§ **SHORT EXERCISE**:
Exactly repeat the material, dropping every picture from the copy.

Records:
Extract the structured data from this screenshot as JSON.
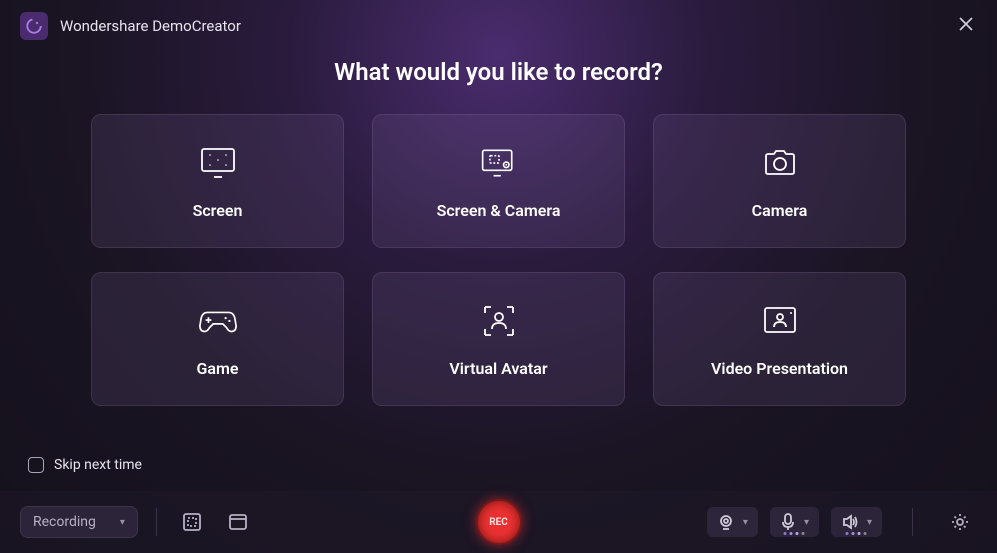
{
  "app": {
    "title": "Wondershare DemoCreator"
  },
  "heading": "What would you like to record?",
  "cards": [
    {
      "label": "Screen"
    },
    {
      "label": "Screen & Camera"
    },
    {
      "label": "Camera"
    },
    {
      "label": "Game"
    },
    {
      "label": "Virtual Avatar"
    },
    {
      "label": "Video Presentation"
    }
  ],
  "skip": {
    "label": "Skip next time",
    "checked": false
  },
  "bottomBar": {
    "modeDropdown": {
      "label": "Recording"
    },
    "recLabel": "REC"
  }
}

§ **EXERCISE RESULT**:
Extract the structured data from this screenshot as JSON.
{
  "app": {
    "title": "Wondershare DemoCreator"
  },
  "heading": "What would you like to record?",
  "cards": [
    {
      "label": "Screen"
    },
    {
      "label": "Screen & Camera"
    },
    {
      "label": "Camera"
    },
    {
      "label": "Game"
    },
    {
      "label": "Virtual Avatar"
    },
    {
      "label": "Video Presentation"
    }
  ],
  "skip": {
    "label": "Skip next time",
    "checked": false
  },
  "bottomBar": {
    "modeDropdown": {
      "label": "Recording"
    },
    "recLabel": "REC"
  }
}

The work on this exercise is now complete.